● EXERCISE BRIEF: Below are entries. Pull out all lines containing "planing".
## Begin
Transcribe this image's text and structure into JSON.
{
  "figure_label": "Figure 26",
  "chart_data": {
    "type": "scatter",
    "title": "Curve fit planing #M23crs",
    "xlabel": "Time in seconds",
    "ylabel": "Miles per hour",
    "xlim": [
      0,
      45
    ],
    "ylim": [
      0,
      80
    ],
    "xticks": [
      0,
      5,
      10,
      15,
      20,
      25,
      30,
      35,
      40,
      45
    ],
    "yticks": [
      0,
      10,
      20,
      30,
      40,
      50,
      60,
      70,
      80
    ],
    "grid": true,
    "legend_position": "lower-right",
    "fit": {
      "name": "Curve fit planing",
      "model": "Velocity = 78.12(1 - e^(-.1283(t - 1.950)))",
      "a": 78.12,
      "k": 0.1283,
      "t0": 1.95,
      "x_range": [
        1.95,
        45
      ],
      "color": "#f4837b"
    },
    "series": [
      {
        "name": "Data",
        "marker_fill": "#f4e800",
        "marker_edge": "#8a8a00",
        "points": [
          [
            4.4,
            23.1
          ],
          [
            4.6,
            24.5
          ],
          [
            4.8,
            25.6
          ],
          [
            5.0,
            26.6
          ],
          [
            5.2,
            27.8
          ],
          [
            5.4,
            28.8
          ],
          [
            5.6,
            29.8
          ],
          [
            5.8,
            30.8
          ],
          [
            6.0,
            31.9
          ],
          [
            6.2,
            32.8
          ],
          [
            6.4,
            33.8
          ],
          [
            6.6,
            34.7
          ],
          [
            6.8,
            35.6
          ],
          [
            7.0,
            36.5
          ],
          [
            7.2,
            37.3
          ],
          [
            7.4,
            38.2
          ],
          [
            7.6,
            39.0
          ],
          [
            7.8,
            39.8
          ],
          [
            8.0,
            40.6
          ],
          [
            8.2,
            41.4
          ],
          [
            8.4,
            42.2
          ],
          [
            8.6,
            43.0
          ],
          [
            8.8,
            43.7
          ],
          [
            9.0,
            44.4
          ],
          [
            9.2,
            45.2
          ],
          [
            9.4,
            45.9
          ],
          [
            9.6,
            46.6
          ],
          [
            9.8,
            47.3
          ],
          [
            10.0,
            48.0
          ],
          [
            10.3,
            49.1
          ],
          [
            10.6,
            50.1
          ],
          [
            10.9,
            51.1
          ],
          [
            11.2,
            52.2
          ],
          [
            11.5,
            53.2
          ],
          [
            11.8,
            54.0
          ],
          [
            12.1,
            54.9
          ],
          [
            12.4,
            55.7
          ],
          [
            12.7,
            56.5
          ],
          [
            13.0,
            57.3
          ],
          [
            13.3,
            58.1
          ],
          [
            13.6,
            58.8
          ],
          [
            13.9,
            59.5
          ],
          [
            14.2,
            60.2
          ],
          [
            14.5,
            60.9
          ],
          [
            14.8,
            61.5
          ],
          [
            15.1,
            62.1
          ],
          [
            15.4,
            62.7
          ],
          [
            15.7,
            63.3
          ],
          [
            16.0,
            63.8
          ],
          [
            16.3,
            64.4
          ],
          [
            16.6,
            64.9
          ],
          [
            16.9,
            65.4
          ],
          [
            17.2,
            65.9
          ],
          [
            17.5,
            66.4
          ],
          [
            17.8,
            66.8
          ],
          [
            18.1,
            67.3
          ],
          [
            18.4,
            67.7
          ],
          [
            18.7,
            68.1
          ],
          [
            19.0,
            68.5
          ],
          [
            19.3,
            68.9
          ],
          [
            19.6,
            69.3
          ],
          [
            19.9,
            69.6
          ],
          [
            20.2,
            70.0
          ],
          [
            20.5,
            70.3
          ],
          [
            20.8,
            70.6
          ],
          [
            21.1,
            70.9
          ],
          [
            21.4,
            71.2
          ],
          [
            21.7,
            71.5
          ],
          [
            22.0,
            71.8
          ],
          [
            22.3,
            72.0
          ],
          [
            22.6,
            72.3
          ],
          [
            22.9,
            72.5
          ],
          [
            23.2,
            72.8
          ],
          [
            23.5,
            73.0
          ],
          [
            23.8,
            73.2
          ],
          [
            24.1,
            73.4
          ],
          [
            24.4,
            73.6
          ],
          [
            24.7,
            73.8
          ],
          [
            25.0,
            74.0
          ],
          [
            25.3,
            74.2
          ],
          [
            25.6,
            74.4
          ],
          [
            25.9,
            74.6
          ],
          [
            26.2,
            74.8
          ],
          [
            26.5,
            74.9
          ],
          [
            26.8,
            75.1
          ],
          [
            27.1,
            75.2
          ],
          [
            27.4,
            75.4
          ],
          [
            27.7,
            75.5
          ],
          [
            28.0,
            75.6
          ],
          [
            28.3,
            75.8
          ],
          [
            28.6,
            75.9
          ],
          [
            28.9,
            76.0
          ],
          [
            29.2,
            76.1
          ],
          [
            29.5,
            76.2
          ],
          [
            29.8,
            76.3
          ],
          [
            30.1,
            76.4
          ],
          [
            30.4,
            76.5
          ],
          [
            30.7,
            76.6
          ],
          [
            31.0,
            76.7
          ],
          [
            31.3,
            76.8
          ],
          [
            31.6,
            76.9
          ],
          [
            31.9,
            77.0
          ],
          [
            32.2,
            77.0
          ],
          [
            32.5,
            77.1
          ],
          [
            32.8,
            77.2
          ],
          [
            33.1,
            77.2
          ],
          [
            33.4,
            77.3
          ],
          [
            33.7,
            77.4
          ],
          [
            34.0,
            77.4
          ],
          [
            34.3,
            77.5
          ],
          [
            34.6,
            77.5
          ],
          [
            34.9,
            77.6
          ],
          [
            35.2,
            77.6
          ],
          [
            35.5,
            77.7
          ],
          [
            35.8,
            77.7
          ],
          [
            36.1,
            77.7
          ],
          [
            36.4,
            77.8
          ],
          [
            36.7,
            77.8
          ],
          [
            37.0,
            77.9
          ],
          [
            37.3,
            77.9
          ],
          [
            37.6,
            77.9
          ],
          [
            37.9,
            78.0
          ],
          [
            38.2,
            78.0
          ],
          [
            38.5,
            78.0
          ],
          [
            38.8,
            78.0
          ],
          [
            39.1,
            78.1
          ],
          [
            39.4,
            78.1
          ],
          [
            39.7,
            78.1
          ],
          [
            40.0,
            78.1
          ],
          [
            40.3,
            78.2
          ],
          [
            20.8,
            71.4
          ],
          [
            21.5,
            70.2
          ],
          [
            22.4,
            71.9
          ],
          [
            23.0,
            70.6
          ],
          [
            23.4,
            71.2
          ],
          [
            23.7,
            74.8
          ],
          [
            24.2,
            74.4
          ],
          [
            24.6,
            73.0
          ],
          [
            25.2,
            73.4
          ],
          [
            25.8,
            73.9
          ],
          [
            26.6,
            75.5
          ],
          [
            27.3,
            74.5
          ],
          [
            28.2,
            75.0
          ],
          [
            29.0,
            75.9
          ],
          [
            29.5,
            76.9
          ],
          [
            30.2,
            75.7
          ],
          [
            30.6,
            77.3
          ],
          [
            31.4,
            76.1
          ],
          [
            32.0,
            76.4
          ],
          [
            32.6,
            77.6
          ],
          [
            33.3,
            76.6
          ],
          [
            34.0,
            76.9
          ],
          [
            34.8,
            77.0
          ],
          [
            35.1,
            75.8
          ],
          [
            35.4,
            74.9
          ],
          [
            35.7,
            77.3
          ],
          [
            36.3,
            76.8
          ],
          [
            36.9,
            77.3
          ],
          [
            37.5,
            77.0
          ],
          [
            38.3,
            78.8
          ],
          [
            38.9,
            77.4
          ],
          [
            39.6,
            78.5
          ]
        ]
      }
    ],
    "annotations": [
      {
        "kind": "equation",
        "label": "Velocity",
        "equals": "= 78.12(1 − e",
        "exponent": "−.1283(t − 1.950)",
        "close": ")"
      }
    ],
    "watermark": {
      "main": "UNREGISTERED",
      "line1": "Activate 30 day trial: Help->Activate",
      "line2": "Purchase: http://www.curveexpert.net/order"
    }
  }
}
## End
● EXERCISE RESPONSE:
    "title": "Curve fit planing #M23crs",
      "name": "Curve fit planing",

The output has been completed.